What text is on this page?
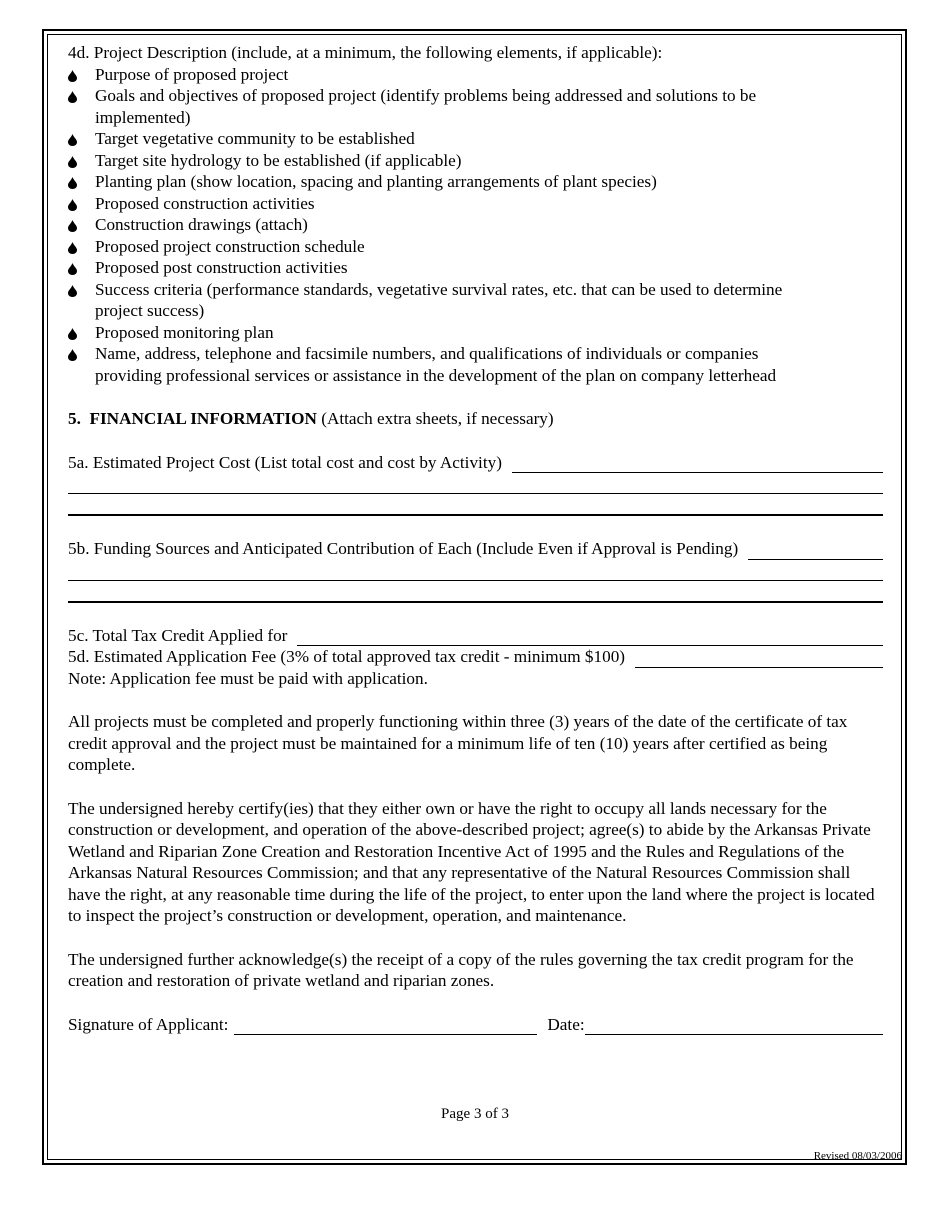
4d. Project Description (include, at a minimum, the following elements, if applicable):
Purpose of proposed project
Goals and objectives of proposed project (identify problems being addressed and solutions to be
implemented)
Target vegetative community to be established
Target site hydrology to be established (if applicable)
Planting plan (show location, spacing and planting arrangements of plant species)
Proposed construction activities
Construction drawings (attach)
Proposed project construction schedule
Proposed post construction activities
Success criteria (performance standards, vegetative survival rates, etc. that can be used to determine
project success)
Proposed monitoring plan
Name, address, telephone and facsimile numbers, and qualifications of individuals or companies
providing professional services or assistance in the development of the plan on company letterhead
5. FINANCIAL INFORMATION (Attach extra sheets, if necessary)
5a. Estimated Project Cost (List total cost and cost by Activity)
5b. Funding Sources and Anticipated Contribution of Each (Include Even if Approval is Pending)
5c. Total Tax Credit Applied for
5d. Estimated Application Fee (3% of total approved tax credit - minimum $100)
Note: Application fee must be paid with application.
All projects must be completed and properly functioning within three (3) years of the date of the certificate of tax credit approval and the project must be maintained for a minimum life of ten (10) years after certified as being complete.
The undersigned hereby certify(ies) that they either own or have the right to occupy all lands necessary for the construction or development, and operation of the above-described project; agree(s) to abide by the Arkansas Private Wetland and Riparian Zone Creation and Restoration Incentive Act of 1995 and the Rules and Regulations of the Arkansas Natural Resources Commission; and that any representative of the Natural Resources Commission shall have the right, at any reasonable time during the life of the project, to enter upon the land where the project is located to inspect the project’s construction or development, operation, and maintenance.
The undersigned further acknowledge(s) the receipt of a copy of the rules governing the tax credit program for the creation and restoration of private wetland and riparian zones.
Signature of Applicant:	Date:
Page 3 of 3
Revised 08/03/2006
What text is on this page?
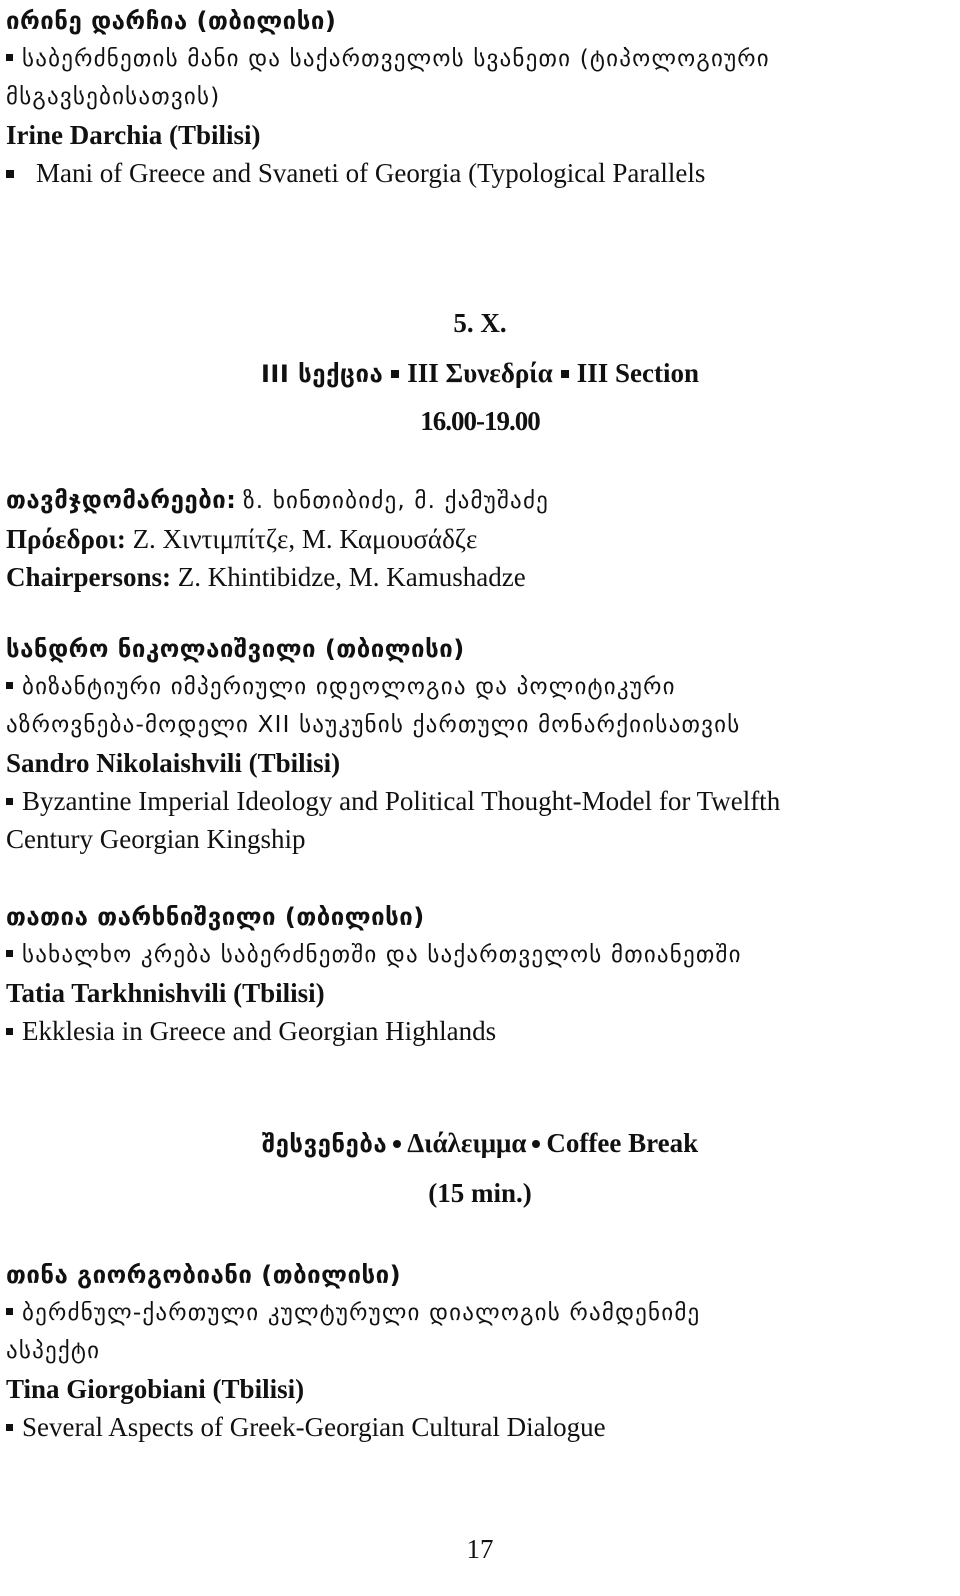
ირინე დარჩია (თბილისი)
საბერძნეთის მანი და საქართველოს სვანეთი (ტიპოლოგიური
მსგავსებისათვის)
Irine Darchia (Tbilisi)
Mani of Greece and Svaneti of Georgia (Typological Parallels
5. X.
III სექცია III Συνεδρία III Section
16.00-19.00
თავმჯდომარეები: ზ. ხინთიბიძე, მ. ქამუშაძე
Πρόεδροι: Z. Χιντιμπίτζε, M. Καμουσάδζε
Chairpersons: Z. Khintibidze, M. Kamushadze
სანდრო ნიკოლაიშვილი (თბილისი)
ბიზანტიური იმპერიული იდეოლოგია და პოლიტიკური
აზროვნება-მოდელი XII საუკუნის ქართული მონარქიისათვის
Sandro Nikolaishvili (Tbilisi)
Byzantine Imperial Ideology and Political Thought-Model for Twelfth
Century Georgian Kingship
თათია თარხნიშვილი (თბილისი)
სახალხო კრება საბერძნეთში და საქართველოს მთიანეთში
Tatia Tarkhnishvili (Tbilisi)
Ekklesia in Greece and Georgian Highlands
შესვენება Διάλειμμα Coffee Break
(15 min.)
თინა გიორგობიანი (თბილისი)
ბერძნულ-ქართული კულტურული დიალოგის რამდენიმე
ასპექტი
Tina Giorgobiani (Tbilisi)
Several Aspects of Greek-Georgian Cultural Dialogue
17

□ □ □ □

▶ Task instructions: What is the number of lines above that contain "Estimated"? Answer with that number only.

▶ Result of this exercise: 2